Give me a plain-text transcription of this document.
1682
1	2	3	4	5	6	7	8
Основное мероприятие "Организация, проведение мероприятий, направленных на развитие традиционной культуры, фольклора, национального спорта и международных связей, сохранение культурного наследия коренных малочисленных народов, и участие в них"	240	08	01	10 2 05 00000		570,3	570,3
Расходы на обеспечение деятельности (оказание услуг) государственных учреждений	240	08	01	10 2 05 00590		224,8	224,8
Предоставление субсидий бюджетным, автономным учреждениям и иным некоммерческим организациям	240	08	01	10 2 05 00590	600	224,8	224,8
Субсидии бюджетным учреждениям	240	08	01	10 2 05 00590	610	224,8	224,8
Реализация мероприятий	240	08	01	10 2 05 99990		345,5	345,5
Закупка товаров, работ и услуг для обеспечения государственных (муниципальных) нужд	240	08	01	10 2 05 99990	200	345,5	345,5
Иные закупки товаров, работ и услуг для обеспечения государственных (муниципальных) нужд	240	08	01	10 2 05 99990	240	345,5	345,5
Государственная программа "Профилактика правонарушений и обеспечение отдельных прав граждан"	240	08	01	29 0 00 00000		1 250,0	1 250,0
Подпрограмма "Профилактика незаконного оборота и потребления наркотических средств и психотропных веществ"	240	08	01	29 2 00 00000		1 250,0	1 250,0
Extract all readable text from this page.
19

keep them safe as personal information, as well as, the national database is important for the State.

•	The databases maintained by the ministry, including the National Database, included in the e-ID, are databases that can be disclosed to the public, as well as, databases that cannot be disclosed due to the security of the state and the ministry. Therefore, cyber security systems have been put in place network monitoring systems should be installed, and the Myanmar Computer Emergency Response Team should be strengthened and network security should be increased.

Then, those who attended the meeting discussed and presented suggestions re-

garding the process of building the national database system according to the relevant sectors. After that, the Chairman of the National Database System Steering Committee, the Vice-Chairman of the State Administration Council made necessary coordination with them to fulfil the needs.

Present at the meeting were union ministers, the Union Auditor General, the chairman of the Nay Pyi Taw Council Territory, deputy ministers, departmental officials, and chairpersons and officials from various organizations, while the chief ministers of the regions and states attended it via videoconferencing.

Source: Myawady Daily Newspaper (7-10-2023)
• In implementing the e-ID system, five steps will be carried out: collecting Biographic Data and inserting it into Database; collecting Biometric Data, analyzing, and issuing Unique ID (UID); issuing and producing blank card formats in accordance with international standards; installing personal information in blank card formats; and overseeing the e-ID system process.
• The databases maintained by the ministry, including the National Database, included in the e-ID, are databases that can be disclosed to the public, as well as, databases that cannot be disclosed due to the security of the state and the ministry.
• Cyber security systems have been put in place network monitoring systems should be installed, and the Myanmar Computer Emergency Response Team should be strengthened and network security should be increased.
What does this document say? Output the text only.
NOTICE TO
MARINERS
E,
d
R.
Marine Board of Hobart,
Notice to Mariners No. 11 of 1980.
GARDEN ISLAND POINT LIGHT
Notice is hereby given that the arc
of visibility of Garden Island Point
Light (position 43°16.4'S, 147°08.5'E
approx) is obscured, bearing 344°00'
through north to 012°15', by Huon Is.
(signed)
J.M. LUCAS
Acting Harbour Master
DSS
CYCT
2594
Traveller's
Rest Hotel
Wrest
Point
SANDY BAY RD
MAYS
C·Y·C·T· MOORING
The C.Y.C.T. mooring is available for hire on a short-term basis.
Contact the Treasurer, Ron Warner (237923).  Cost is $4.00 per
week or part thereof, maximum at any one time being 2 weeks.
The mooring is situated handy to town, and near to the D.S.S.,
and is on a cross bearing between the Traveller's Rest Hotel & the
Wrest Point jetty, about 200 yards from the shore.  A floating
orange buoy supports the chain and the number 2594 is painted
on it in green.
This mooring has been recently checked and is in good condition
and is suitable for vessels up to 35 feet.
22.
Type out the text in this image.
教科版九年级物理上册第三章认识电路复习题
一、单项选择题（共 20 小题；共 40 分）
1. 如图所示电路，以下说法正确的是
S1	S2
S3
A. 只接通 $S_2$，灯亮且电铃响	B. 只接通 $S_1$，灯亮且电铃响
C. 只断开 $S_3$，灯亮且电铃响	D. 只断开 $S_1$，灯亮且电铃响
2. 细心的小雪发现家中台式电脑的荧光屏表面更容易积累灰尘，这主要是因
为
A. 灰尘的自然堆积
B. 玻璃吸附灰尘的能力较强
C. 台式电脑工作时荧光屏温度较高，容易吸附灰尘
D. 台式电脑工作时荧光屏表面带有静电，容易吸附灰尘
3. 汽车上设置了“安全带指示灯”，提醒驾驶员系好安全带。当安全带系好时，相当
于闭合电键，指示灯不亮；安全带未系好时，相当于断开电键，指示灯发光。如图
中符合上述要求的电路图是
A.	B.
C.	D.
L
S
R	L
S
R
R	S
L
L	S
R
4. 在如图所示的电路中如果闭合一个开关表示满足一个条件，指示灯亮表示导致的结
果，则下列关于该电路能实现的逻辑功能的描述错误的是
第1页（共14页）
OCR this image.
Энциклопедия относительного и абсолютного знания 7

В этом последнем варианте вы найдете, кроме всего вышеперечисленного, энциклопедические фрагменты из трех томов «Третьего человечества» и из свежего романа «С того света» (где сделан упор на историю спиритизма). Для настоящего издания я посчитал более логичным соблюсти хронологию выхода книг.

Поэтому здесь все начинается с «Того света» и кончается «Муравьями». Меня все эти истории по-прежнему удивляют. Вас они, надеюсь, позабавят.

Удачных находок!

= = =

Task statement: Reproduce the data, keeping every line exactly the same.

The completed task:
Give me a plain-text transcription of this document.
1682
1	2	3	4	5	6	7	8
Основное мероприятие "Организация, проведение мероприятий, направленных на развитие традиционной культуры, фольклора, национального спорта и международных связей, сохранение культурного наследия коренных малочисленных народов, и участие в них"	240	08	01	10 2 05 00000		570,3	570,3
Расходы на обеспечение деятельности (оказание услуг) государственных учреждений	240	08	01	10 2 05 00590		224,8	224,8
Предоставление субсидий бюджетным, автономным учреждениям и иным некоммерческим организациям	240	08	01	10 2 05 00590	600	224,8	224,8
Субсидии бюджетным учреждениям	240	08	01	10 2 05 00590	610	224,8	224,8
Реализация мероприятий	240	08	01	10 2 05 99990		345,5	345,5
Закупка товаров, работ и услуг для обеспечения государственных (муниципальных) нужд	240	08	01	10 2 05 99990	200	345,5	345,5
Иные закупки товаров, работ и услуг для обеспечения государственных (муниципальных) нужд	240	08	01	10 2 05 99990	240	345,5	345,5
Государственная программа "Профилактика правонарушений и обеспечение отдельных прав граждан"	240	08	01	29 0 00 00000		1 250,0	1 250,0
Подпрограмма "Профилактика незаконного оборота и потребления наркотических средств и психотропных веществ"	240	08	01	29 2 00 00000		1 250,0	1 250,0
Extract all readable text from this page.
19

keep them safe as personal information, as well as, the national database is important for the State.

•	The databases maintained by the ministry, including the National Database, included in the e-ID, are databases that can be disclosed to the public, as well as, databases that cannot be disclosed due to the security of the state and the ministry. Therefore, cyber security systems have been put in place network monitoring systems should be installed, and the Myanmar Computer Emergency Response Team should be strengthened and network security should be increased.

Then, those who attended the meeting discussed and presented suggestions re-

garding the process of building the national database system according to the relevant sectors. After that, the Chairman of the National Database System Steering Committee, the Vice-Chairman of the State Administration Council made necessary coordination with them to fulfil the needs.

Present at the meeting were union ministers, the Union Auditor General, the chairman of the Nay Pyi Taw Council Territory, deputy ministers, departmental officials, and chairpersons and officials from various organizations, while the chief ministers of the regions and states attended it via videoconferencing.

Source: Myawady Daily Newspaper (7-10-2023)
• In implementing the e-ID system, five steps will be carried out: collecting Biographic Data and inserting it into Database; collecting Biometric Data, analyzing, and issuing Unique ID (UID); issuing and producing blank card formats in accordance with international standards; installing personal information in blank card formats; and overseeing the e-ID system process.
• The databases maintained by the ministry, including the National Database, included in the e-ID, are databases that can be disclosed to the public, as well as, databases that cannot be disclosed due to the security of the state and the ministry.
• Cyber security systems have been put in place network monitoring systems should be installed, and the Myanmar Computer Emergency Response Team should be strengthened and network security should be increased.
What does this document say? Output the text only.
NOTICE TO
MARINERS
E,
d
R.
Marine Board of Hobart,
Notice to Mariners No. 11 of 1980.
GARDEN ISLAND POINT LIGHT
Notice is hereby given that the arc
of visibility of Garden Island Point
Light (position 43°16.4'S, 147°08.5'E
approx) is obscured, bearing 344°00'
through north to 012°15', by Huon Is.
(signed)
J.M. LUCAS
Acting Harbour Master
DSS
CYCT
2594
Traveller's
Rest Hotel
Wrest
Point
SANDY BAY RD
MAYS
C·Y·C·T· MOORING
The C.Y.C.T. mooring is available for hire on a short-term basis.
Contact the Treasurer, Ron Warner (237923).  Cost is $4.00 per
week or part thereof, maximum at any one time being 2 weeks.
The mooring is situated handy to town, and near to the D.S.S.,
and is on a cross bearing between the Traveller's Rest Hotel & the
Wrest Point jetty, about 200 yards from the shore.  A floating
orange buoy supports the chain and the number 2594 is painted
on it in green.
This mooring has been recently checked and is in good condition
and is suitable for vessels up to 35 feet.
22.
Type out the text in this image.
教科版九年级物理上册第三章认识电路复习题
一、单项选择题（共 20 小题；共 40 分）
1. 如图所示电路，以下说法正确的是
S1	S2
S3
A. 只接通 $S_2$，灯亮且电铃响	B. 只接通 $S_1$，灯亮且电铃响
C. 只断开 $S_3$，灯亮且电铃响	D. 只断开 $S_1$，灯亮且电铃响
2. 细心的小雪发现家中台式电脑的荧光屏表面更容易积累灰尘，这主要是因
为
A. 灰尘的自然堆积
B. 玻璃吸附灰尘的能力较强
C. 台式电脑工作时荧光屏温度较高，容易吸附灰尘
D. 台式电脑工作时荧光屏表面带有静电，容易吸附灰尘
3. 汽车上设置了“安全带指示灯”，提醒驾驶员系好安全带。当安全带系好时，相当
于闭合电键，指示灯不亮；安全带未系好时，相当于断开电键，指示灯发光。如图
中符合上述要求的电路图是
A.	B.
C.	D.
L
S
R	L
S
R
R	S
L
L	S
R
4. 在如图所示的电路中如果闭合一个开关表示满足一个条件，指示灯亮表示导致的结
果，则下列关于该电路能实现的逻辑功能的描述错误的是
第1页（共14页）
OCR this image.
Энциклопедия относительного и абсолютного знания 7

В этом последнем варианте вы найдете, кроме всего вышеперечисленного, энциклопедические фрагменты из трех томов «Третьего человечества» и из свежего романа «С того света» (где сделан упор на историю спиритизма). Для настоящего издания я посчитал более логичным соблюсти хронологию выхода книг.

Поэтому здесь все начинается с «Того света» и кончается «Муравьями». Меня все эти истории по-прежнему удивляют. Вас они, надеюсь, позабавят.

Удачных находок!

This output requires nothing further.